### TASK OBJECTIVE
All entries must be repeated exactly; do not include the pictures.

### MATERIAL FOR THIS EXERCISE
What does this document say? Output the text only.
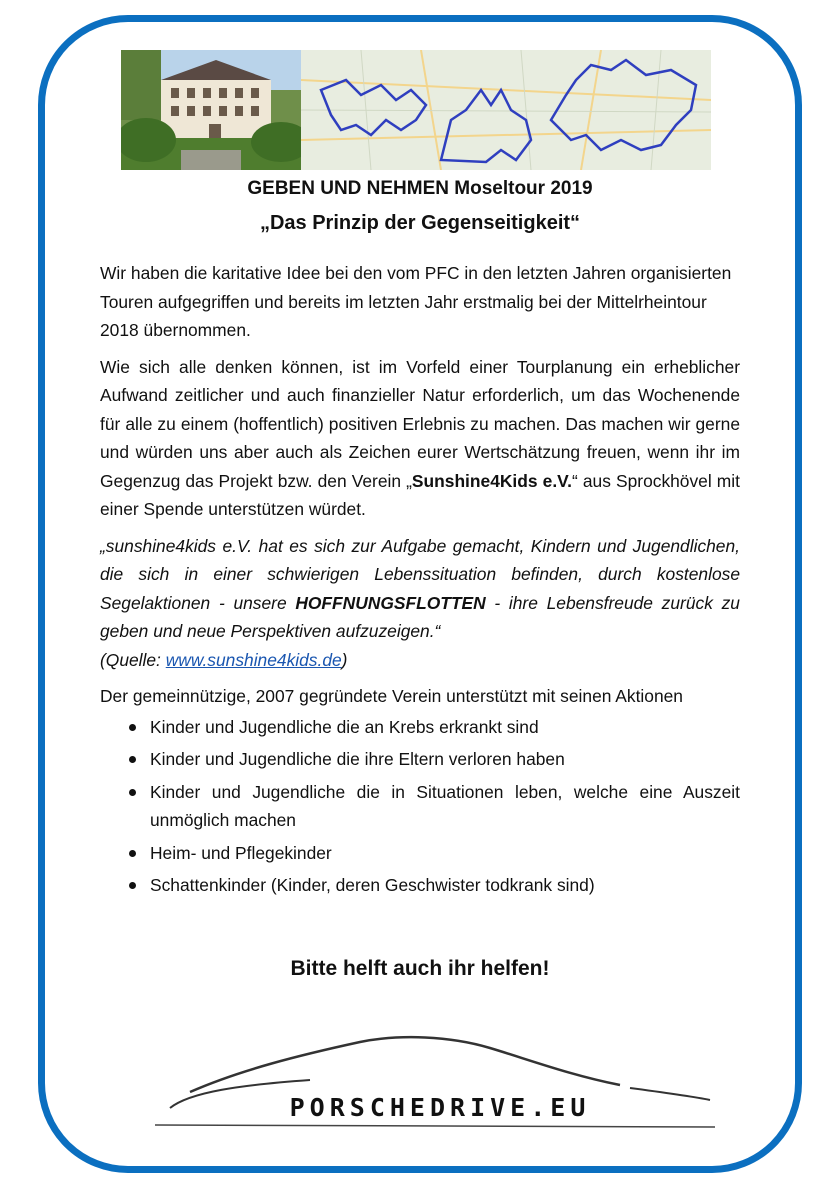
GEBEN UND NEHMEN Moseltour 2019
„Das Prinzip der Gegenseitigkeit“

Wir haben die karitative Idee bei den vom PFC in den letzten Jahren organisierten Touren aufgegriffen und bereits im letzten Jahr erstmalig bei der Mittelrheintour 2018 übernommen.

Wie sich alle denken können, ist im Vorfeld einer Tourplanung ein erheblicher Aufwand zeitlicher und auch finanzieller Natur erforderlich, um das Wochenende für alle zu einem (hoffentlich) positiven Erlebnis zu machen. Das machen wir gerne und würden uns aber auch als Zeichen eurer Wertschätzung freuen, wenn ihr im Gegenzug das Projekt bzw. den Verein „Sunshine4Kids e.V.“ aus Sprockhövel mit einer Spende unterstützen würdet.

„sunshine4kids e.V. hat es sich zur Aufgabe gemacht, Kindern und Jugendlichen, die sich in einer schwierigen Lebenssituation befinden, durch kostenlose Segelaktionen - unsere HOFFNUNGSFLOTTEN - ihre Lebensfreude zurück zu geben und neue Perspektiven aufzuzeigen.“
(Quelle: www.sunshine4kids.de)

Der gemeinnützige, 2007 gegründete Verein unterstützt mit seinen Aktionen

Kinder und Jugendliche die an Krebs erkrankt sind
Kinder und Jugendliche die ihre Eltern verloren haben
Kinder und Jugendliche die in Situationen leben, welche eine Auszeit unmöglich machen
Heim- und Pflegekinder
Schattenkinder (Kinder, deren Geschwister todkrank sind)
Bitte helft auch ihr helfen!
PORSCHEDRIVE.EU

### WRITTEN ANSWER
What does this document say? Output the text only.
GEBEN UND NEHMEN Moseltour 2019
„Das Prinzip der Gegenseitigkeit“

Wir haben die karitative Idee bei den vom PFC in den letzten Jahren organisierten Touren aufgegriffen und bereits im letzten Jahr erstmalig bei der Mittelrheintour 2018 übernommen.

Wie sich alle denken können, ist im Vorfeld einer Tourplanung ein erheblicher Aufwand zeitlicher und auch finanzieller Natur erforderlich, um das Wochenende für alle zu einem (hoffentlich) positiven Erlebnis zu machen. Das machen wir gerne und würden uns aber auch als Zeichen eurer Wertschätzung freuen, wenn ihr im Gegenzug das Projekt bzw. den Verein „Sunshine4Kids e.V.“ aus Sprockhövel mit einer Spende unterstützen würdet.

„sunshine4kids e.V. hat es sich zur Aufgabe gemacht, Kindern und Jugendlichen, die sich in einer schwierigen Lebenssituation befinden, durch kostenlose Segelaktionen - unsere HOFFNUNGSFLOTTEN - ihre Lebensfreude zurück zu geben und neue Perspektiven aufzuzeigen.“
(Quelle: www.sunshine4kids.de)

Der gemeinnützige, 2007 gegründete Verein unterstützt mit seinen Aktionen

Kinder und Jugendliche die an Krebs erkrankt sind
Kinder und Jugendliche die ihre Eltern verloren haben
Kinder und Jugendliche die in Situationen leben, welche eine Auszeit unmöglich machen
Heim- und Pflegekinder
Schattenkinder (Kinder, deren Geschwister todkrank sind)
Bitte helft auch ihr helfen!
PORSCHEDRIVE.EU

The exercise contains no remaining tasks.